| TASK TO CARRY OUT |
Tell how many lines in the data below include the word "text". The answer is the number only.

| MATERIAL SHOWN |
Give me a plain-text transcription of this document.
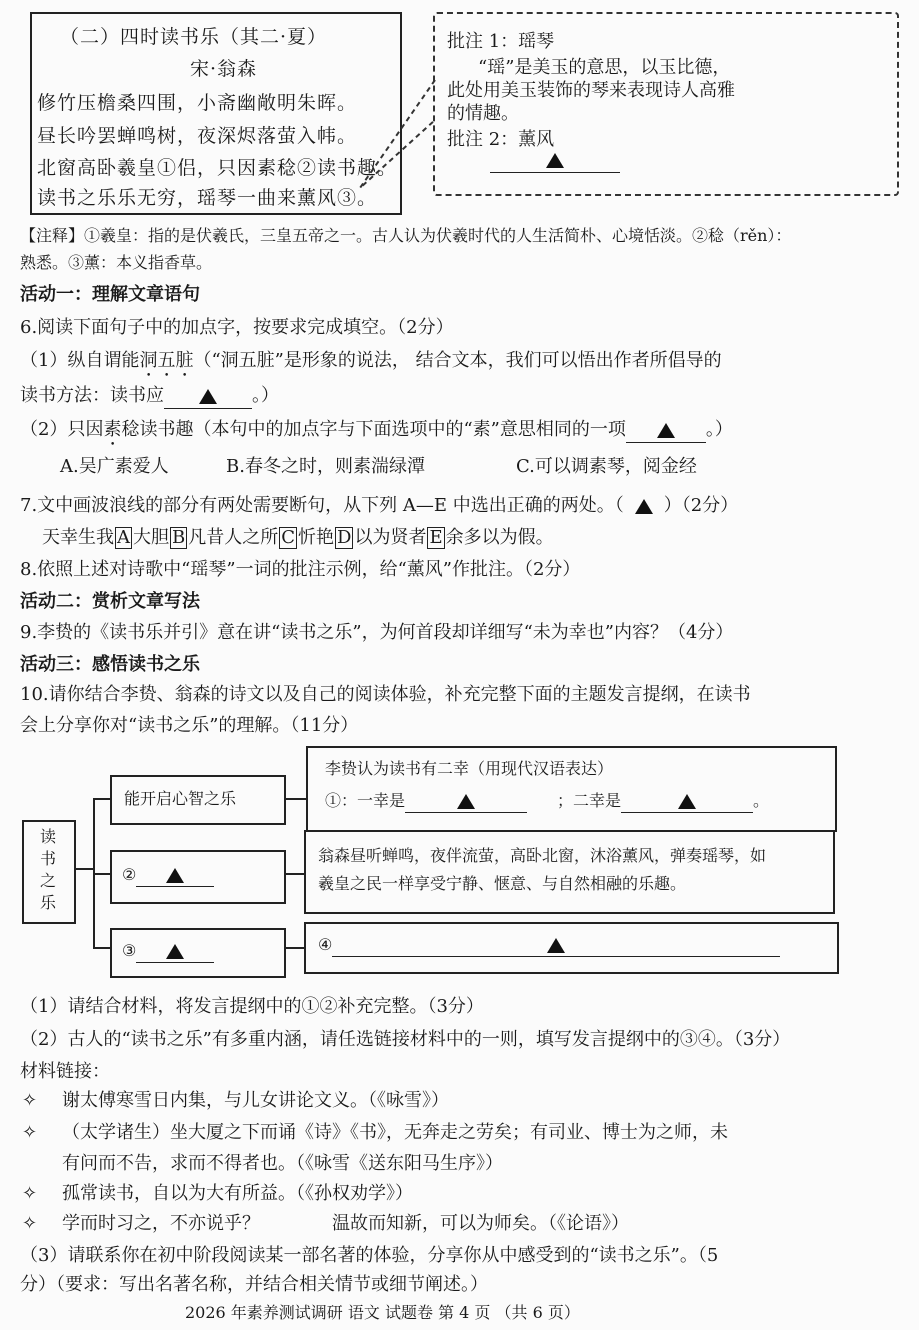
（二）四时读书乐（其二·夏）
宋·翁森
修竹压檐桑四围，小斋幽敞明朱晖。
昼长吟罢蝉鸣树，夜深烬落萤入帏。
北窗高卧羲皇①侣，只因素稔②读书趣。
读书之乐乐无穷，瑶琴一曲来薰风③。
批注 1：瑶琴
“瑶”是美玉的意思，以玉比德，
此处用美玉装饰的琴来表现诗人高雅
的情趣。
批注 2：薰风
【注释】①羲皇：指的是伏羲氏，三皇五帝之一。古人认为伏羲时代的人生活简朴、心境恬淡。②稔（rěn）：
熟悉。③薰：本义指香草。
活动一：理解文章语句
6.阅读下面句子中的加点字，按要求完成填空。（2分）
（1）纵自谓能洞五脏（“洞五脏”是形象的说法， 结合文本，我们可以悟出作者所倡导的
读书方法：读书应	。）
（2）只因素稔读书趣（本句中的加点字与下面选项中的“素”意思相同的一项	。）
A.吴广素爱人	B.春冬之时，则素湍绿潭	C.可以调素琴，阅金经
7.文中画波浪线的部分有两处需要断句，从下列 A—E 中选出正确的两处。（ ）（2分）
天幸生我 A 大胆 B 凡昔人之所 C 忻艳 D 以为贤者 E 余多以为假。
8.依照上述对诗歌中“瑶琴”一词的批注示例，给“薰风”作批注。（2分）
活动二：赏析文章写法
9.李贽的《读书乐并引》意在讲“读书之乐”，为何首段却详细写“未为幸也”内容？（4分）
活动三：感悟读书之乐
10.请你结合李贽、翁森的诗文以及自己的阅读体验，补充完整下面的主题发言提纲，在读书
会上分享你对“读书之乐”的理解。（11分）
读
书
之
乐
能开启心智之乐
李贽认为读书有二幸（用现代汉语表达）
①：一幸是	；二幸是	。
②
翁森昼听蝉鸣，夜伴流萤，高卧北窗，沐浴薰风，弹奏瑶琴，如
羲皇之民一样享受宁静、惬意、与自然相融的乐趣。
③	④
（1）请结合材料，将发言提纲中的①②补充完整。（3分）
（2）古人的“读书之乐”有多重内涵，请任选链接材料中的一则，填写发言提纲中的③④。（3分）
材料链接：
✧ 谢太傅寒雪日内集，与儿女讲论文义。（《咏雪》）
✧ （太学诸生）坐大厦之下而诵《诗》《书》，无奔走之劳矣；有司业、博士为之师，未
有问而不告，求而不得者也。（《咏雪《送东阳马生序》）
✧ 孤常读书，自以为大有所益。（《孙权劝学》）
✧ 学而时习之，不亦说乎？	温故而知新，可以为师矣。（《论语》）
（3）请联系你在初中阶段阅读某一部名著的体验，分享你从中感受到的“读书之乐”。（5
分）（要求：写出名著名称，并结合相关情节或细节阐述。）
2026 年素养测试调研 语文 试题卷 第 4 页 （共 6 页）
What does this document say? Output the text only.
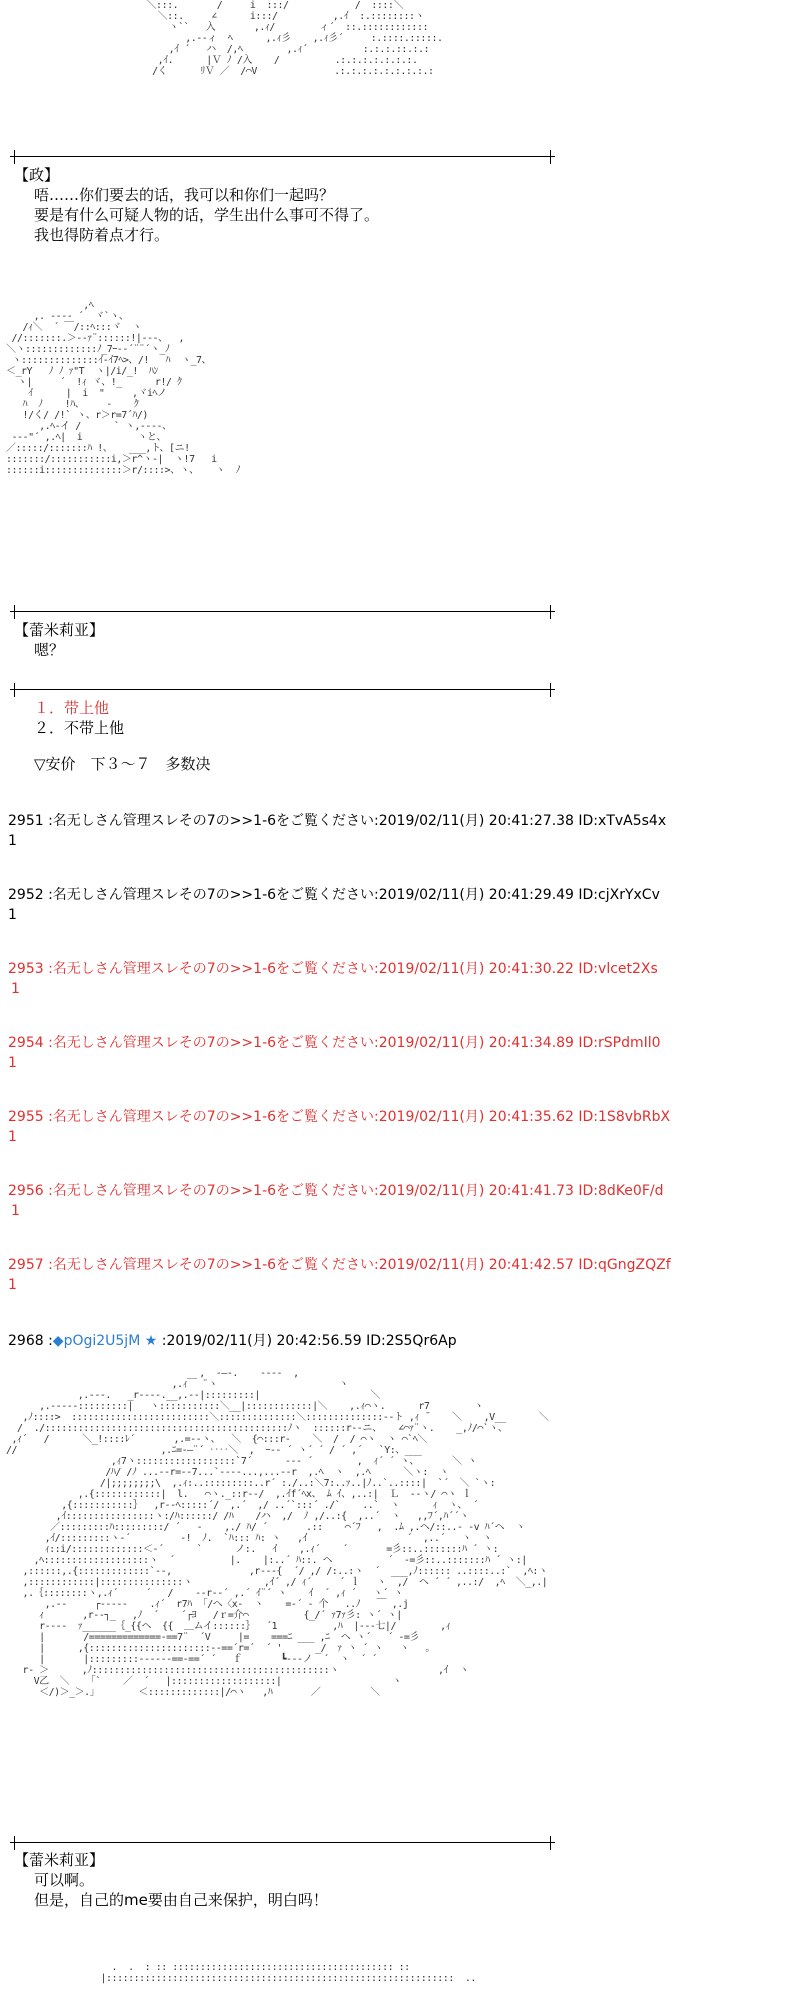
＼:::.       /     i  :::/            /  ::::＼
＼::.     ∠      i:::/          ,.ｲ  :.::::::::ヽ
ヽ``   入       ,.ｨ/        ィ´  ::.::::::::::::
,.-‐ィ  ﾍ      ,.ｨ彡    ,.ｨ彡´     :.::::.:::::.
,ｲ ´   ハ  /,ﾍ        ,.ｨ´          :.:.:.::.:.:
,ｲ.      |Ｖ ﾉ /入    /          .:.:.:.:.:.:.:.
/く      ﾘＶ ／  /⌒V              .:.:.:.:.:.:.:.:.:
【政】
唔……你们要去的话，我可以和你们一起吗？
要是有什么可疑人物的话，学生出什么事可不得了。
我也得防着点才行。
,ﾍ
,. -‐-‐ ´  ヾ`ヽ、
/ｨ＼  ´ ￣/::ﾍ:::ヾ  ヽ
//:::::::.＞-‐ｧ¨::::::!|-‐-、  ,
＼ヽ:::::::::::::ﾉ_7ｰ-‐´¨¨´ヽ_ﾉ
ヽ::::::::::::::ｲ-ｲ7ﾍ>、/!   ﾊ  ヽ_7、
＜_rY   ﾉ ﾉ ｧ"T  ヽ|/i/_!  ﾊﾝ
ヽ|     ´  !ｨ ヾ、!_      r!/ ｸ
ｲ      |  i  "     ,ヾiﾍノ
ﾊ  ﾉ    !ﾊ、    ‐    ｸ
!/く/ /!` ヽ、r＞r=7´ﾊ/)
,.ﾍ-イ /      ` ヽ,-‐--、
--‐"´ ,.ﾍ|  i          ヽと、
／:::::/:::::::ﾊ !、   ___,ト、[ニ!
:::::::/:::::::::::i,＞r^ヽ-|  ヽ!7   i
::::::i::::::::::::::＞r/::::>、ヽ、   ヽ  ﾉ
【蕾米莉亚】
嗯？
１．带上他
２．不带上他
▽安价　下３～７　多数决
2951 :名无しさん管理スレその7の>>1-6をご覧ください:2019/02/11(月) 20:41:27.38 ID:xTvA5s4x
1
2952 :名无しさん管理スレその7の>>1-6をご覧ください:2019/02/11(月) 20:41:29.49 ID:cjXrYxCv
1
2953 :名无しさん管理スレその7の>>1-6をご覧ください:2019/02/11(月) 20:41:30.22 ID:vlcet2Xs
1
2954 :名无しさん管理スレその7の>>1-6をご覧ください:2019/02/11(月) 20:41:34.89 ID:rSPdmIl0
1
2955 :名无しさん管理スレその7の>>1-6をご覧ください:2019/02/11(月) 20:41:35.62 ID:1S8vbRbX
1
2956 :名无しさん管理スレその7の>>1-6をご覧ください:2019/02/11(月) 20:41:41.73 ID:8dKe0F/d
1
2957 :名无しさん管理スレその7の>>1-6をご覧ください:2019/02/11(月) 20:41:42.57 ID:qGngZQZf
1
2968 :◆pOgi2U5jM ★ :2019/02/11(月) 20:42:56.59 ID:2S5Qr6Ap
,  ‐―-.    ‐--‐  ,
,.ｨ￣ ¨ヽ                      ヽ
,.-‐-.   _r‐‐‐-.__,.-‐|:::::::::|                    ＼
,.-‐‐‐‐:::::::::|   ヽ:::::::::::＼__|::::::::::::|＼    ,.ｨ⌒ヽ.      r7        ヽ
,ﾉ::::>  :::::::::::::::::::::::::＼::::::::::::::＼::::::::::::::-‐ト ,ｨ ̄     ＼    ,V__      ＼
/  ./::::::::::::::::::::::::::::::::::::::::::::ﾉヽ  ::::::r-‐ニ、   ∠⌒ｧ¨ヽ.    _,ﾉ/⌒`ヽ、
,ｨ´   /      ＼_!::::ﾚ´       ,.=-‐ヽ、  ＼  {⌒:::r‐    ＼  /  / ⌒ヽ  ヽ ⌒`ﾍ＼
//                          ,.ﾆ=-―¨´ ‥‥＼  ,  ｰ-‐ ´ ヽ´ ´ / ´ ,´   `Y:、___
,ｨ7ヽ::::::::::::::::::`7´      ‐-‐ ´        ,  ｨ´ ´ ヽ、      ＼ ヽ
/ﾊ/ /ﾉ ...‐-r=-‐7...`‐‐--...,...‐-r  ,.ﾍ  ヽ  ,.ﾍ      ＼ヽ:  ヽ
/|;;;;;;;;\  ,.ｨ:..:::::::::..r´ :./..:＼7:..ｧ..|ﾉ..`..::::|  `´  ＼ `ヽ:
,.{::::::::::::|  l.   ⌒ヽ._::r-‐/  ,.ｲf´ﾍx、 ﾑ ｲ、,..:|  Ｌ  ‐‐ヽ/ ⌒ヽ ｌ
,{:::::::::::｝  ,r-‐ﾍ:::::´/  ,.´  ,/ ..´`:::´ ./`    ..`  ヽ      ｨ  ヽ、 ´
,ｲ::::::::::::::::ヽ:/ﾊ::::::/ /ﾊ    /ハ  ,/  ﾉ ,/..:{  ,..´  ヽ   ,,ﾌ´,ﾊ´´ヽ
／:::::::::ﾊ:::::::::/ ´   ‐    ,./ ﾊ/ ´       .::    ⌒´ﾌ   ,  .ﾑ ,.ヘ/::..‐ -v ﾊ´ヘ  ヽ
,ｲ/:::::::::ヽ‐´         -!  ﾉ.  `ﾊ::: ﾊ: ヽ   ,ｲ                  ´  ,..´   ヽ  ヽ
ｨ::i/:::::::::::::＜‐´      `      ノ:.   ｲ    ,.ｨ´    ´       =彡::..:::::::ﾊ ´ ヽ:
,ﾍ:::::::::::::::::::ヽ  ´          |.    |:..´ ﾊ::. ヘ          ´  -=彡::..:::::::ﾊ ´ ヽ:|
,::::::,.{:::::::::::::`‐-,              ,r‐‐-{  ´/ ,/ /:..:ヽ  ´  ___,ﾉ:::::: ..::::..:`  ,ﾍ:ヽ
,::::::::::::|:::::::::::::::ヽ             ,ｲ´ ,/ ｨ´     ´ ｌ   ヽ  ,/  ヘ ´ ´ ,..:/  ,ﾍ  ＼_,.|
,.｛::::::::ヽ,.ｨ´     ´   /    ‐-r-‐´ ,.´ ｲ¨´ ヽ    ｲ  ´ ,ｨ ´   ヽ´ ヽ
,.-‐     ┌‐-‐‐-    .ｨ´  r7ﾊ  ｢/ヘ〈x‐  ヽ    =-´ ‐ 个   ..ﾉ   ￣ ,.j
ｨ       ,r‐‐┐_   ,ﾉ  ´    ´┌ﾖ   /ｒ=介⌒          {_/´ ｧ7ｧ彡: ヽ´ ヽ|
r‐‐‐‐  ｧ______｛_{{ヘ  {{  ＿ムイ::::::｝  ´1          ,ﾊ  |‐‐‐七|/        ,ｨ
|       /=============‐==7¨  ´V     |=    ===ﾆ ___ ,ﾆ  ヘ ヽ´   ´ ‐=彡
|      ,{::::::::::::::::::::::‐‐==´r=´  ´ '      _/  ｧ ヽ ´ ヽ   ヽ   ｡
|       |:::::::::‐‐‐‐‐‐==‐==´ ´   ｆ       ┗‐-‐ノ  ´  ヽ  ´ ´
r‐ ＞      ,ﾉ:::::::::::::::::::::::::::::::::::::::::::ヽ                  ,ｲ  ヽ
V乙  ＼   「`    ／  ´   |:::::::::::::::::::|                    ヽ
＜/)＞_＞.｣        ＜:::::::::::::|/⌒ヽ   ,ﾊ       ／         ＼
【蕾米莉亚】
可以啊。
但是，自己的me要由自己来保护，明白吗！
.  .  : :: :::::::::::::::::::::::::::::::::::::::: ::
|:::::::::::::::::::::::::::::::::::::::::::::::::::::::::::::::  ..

| EXERCISE ANSWER |
2